- Work to be completed -
Provide only the number of lines where "HVAC" occurs.

- Provided material -

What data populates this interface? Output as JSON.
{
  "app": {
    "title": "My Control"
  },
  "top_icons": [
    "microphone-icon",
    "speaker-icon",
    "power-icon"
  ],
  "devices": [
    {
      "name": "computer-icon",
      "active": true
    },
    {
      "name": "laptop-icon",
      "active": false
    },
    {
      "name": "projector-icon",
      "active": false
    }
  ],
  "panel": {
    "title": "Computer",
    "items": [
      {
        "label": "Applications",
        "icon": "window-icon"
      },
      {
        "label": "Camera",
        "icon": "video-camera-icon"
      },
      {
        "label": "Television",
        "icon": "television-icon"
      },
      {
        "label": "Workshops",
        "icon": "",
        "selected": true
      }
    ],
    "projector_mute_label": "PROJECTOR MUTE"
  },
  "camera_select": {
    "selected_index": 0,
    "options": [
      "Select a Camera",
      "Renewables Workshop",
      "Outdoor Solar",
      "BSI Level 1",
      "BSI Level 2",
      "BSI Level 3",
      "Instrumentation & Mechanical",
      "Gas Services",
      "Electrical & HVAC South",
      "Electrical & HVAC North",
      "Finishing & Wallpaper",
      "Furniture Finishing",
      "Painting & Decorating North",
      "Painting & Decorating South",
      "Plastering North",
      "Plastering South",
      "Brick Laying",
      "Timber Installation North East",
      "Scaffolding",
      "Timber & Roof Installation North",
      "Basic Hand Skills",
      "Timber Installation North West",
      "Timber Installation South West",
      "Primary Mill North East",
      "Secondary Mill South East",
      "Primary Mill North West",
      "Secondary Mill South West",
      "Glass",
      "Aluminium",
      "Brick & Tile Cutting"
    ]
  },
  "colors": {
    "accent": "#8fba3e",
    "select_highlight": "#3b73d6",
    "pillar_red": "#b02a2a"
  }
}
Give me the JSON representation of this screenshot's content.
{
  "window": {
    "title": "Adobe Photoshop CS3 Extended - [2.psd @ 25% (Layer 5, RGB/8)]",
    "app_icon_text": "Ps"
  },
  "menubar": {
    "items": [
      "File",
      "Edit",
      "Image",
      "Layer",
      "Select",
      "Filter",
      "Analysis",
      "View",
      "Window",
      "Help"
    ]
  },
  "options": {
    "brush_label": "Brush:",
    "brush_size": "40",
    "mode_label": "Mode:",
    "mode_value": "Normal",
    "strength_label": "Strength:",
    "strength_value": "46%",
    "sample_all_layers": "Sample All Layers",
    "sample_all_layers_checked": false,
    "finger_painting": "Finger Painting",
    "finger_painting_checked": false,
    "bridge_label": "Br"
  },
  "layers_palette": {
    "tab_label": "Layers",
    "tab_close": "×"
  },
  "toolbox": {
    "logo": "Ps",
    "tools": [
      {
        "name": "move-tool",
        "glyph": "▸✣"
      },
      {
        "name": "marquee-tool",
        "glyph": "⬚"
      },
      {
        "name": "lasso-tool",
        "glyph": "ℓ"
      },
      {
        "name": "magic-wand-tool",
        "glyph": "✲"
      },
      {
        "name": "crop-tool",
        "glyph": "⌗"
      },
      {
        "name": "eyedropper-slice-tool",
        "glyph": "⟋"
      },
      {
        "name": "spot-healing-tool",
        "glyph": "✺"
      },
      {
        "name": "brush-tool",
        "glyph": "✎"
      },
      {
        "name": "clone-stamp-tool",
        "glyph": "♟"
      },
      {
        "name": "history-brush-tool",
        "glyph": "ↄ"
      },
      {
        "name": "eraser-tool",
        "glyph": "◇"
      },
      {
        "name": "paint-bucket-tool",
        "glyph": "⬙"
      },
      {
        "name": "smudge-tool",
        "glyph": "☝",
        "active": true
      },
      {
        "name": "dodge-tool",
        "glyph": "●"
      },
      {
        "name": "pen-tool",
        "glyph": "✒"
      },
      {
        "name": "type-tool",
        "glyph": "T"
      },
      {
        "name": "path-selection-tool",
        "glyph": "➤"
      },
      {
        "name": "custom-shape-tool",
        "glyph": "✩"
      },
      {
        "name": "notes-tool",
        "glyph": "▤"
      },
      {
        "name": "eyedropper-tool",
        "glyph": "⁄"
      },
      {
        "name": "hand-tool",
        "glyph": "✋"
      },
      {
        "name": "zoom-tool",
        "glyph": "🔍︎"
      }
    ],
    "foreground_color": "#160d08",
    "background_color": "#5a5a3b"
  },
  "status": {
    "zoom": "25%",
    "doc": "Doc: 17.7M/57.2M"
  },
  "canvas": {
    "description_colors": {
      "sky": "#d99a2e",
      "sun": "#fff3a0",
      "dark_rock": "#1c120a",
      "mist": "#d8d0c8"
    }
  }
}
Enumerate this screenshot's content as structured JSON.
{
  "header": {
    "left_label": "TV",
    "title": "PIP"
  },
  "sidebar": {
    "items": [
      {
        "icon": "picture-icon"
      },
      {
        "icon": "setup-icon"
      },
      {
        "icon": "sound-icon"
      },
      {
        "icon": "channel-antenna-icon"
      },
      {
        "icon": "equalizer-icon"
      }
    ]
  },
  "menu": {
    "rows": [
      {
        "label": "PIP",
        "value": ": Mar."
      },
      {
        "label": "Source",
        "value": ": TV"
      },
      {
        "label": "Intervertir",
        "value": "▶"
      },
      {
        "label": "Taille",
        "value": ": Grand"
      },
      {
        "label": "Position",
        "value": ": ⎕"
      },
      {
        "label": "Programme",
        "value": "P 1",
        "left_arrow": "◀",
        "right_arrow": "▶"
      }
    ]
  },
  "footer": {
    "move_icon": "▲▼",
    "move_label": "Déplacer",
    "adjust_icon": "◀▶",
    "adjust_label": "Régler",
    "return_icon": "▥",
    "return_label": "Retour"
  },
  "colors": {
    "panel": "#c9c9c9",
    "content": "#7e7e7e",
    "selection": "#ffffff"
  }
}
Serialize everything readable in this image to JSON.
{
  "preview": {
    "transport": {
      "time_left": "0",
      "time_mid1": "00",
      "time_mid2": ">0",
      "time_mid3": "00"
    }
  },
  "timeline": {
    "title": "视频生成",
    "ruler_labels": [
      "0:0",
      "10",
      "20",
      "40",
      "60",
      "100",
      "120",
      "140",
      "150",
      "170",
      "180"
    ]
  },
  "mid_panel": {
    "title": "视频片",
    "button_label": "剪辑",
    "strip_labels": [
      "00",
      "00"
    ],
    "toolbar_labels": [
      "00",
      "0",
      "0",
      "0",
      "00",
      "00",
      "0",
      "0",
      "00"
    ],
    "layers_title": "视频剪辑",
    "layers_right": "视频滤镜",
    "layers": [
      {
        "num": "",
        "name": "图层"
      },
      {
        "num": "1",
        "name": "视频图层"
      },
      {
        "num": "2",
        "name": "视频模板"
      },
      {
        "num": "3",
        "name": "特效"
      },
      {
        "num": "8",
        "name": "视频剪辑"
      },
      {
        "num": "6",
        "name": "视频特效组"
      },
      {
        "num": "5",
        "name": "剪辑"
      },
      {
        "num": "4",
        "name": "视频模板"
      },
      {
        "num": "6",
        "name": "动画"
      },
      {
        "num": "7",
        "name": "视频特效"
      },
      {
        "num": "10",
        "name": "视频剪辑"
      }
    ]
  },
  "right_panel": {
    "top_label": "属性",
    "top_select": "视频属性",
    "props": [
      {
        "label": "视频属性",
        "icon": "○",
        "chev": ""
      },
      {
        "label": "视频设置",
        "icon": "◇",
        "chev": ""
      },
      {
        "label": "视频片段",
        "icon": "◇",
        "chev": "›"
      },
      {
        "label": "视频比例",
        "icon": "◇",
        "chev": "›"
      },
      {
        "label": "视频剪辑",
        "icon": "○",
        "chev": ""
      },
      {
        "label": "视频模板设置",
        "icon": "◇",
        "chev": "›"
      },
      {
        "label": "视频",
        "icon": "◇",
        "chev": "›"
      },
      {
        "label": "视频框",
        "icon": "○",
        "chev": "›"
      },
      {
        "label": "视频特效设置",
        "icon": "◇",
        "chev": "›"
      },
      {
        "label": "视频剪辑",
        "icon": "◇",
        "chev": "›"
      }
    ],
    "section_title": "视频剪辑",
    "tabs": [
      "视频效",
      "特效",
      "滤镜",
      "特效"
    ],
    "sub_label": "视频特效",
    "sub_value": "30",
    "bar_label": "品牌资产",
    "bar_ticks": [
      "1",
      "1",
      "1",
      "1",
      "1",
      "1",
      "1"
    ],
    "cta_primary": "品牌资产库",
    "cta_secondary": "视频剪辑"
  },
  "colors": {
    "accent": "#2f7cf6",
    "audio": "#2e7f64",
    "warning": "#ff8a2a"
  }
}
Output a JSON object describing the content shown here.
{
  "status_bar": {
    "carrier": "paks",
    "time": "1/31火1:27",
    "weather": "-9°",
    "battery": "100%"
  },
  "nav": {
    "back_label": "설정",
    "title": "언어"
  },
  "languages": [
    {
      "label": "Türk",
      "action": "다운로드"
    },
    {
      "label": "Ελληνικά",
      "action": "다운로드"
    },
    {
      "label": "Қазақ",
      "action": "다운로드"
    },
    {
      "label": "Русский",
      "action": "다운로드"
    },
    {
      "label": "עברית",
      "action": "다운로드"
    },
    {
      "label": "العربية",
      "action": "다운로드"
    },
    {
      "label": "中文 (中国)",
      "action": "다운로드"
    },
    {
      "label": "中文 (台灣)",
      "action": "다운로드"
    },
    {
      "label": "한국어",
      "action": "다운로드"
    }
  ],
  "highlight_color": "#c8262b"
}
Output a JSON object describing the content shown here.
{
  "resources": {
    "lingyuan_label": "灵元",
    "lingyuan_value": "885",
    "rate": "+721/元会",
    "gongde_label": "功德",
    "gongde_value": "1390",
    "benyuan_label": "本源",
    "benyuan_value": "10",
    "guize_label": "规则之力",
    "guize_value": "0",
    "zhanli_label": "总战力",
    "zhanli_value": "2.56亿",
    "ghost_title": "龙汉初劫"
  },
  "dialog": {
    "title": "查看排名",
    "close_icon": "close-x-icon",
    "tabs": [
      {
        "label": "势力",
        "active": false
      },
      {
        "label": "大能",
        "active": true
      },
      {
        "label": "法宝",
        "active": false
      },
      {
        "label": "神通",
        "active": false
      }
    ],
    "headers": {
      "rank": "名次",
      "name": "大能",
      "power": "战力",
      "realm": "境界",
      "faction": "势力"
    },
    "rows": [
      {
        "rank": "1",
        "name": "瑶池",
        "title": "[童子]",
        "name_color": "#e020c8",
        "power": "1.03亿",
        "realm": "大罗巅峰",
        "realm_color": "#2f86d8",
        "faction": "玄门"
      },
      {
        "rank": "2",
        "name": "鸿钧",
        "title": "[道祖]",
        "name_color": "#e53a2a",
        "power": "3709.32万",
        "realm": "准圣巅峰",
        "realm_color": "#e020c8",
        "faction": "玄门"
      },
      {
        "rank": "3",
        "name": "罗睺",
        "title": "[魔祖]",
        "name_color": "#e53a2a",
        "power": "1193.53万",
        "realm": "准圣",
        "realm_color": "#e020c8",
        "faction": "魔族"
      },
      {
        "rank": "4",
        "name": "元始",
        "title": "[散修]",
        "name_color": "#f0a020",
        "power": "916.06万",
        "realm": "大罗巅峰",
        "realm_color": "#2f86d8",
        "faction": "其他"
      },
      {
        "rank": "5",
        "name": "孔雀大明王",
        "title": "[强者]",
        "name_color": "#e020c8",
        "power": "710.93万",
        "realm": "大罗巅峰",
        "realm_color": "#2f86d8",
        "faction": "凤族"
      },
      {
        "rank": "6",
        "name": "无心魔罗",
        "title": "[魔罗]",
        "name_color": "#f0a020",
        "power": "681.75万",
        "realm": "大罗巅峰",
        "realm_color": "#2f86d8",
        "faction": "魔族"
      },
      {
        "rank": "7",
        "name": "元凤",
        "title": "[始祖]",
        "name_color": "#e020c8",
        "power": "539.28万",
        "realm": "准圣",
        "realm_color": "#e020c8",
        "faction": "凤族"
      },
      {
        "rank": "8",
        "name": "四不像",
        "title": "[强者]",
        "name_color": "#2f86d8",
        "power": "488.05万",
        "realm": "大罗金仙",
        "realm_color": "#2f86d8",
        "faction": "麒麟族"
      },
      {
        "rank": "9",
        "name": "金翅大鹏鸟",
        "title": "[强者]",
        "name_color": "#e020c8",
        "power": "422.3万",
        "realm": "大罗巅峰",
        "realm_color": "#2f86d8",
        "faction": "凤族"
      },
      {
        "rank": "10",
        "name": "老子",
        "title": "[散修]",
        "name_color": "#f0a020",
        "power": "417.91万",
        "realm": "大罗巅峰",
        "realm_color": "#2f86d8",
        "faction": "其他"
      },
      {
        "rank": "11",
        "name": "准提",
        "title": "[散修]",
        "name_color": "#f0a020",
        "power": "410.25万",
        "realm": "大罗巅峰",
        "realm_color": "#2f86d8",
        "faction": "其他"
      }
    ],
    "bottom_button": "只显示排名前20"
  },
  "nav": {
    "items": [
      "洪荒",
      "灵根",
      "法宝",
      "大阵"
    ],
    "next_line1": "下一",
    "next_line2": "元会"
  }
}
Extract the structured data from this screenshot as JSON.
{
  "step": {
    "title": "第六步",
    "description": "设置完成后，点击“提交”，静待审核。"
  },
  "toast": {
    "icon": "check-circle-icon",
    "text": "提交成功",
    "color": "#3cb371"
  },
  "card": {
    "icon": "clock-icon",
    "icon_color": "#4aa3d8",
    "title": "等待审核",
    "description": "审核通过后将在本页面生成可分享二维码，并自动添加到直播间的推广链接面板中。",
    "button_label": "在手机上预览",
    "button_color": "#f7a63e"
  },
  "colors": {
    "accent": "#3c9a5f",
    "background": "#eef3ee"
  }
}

- The output -
2